* [Work required]
Which lines below hold the word "铝合金扁形坯"? Copy all of them.
START Extracted entries
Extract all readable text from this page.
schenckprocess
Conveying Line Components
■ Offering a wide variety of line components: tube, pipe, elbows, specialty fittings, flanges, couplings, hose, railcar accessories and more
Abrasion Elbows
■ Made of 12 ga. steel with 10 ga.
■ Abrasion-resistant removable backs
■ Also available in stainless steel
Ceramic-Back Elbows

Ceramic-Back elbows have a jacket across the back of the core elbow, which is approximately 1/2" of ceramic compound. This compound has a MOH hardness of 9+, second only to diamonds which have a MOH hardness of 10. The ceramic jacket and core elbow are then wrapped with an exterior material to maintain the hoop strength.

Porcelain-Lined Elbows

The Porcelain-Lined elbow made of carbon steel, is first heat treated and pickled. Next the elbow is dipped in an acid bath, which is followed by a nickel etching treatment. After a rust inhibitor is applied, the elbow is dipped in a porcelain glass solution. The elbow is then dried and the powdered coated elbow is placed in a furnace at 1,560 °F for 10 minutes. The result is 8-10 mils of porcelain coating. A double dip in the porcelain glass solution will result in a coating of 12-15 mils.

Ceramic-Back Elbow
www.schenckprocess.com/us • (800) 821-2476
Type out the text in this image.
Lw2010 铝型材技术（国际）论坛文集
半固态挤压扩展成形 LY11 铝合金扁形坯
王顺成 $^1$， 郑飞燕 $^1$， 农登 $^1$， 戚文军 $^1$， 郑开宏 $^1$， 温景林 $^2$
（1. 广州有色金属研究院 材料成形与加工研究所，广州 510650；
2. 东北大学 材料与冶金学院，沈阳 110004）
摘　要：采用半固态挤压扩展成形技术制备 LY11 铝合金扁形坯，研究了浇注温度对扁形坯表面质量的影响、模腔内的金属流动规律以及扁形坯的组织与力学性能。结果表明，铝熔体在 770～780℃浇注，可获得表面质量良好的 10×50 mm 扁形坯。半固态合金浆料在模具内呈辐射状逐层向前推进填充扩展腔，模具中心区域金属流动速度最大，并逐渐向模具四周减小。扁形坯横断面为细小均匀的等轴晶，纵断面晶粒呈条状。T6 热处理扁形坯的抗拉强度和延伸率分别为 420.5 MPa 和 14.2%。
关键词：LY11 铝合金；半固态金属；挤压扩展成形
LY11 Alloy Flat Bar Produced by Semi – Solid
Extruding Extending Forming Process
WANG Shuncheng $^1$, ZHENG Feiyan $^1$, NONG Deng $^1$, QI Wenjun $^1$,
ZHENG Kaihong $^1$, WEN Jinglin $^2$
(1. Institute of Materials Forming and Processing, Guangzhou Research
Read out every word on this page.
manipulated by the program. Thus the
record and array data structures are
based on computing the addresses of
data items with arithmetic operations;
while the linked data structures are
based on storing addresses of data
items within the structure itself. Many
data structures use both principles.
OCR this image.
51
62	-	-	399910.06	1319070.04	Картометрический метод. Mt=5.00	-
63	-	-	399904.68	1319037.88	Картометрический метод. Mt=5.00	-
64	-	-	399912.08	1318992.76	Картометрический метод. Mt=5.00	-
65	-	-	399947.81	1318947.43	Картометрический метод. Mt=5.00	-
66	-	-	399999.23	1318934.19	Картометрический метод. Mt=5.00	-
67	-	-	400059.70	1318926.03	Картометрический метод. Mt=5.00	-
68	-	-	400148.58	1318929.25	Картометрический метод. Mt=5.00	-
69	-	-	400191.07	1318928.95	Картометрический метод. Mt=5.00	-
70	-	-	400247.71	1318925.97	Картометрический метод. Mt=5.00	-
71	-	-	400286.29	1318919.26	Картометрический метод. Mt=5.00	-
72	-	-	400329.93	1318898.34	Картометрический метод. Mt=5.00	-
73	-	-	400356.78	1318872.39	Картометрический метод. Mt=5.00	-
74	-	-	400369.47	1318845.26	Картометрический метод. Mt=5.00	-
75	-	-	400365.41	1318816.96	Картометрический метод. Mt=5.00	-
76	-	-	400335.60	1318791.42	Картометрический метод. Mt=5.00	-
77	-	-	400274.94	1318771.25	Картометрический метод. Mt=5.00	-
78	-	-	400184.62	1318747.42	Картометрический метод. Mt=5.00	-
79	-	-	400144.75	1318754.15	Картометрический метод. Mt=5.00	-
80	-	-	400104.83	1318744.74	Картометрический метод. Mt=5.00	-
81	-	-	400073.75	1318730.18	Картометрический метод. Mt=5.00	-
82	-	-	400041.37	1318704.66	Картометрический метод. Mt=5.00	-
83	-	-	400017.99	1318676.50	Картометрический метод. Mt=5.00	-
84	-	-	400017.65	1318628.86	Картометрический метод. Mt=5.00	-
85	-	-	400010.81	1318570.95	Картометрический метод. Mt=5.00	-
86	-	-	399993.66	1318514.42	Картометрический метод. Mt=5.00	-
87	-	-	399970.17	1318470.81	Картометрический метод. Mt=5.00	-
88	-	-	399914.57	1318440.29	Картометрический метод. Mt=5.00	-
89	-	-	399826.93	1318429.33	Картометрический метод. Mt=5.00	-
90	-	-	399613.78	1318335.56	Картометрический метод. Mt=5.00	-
END Extracted entries
* [Completed exercise]
半固态挤压扩展成形 LY11 铝合金扁形坯
摘　要：采用半固态挤压扩展成形技术制备 LY11 铝合金扁形坯，研究了浇注温度对扁形坯表面质量的影响、模腔内的金属流动规律以及扁形坯的组织与力学性能。结果表明，铝熔体在 770～780℃浇注，可获得表面质量良好的 10×50 mm 扁形坯。半固态合金浆料在模具内呈辐射状逐层向前推进填充扩展腔，模具中心区域金属流动速度最大，并逐渐向模具四周减小。扁形坯横断面为细小均匀的等轴晶，纵断面晶粒呈条状。T6 热处理扁形坯的抗拉强度和延伸率分别为 420.5 MPa 和 14.2%。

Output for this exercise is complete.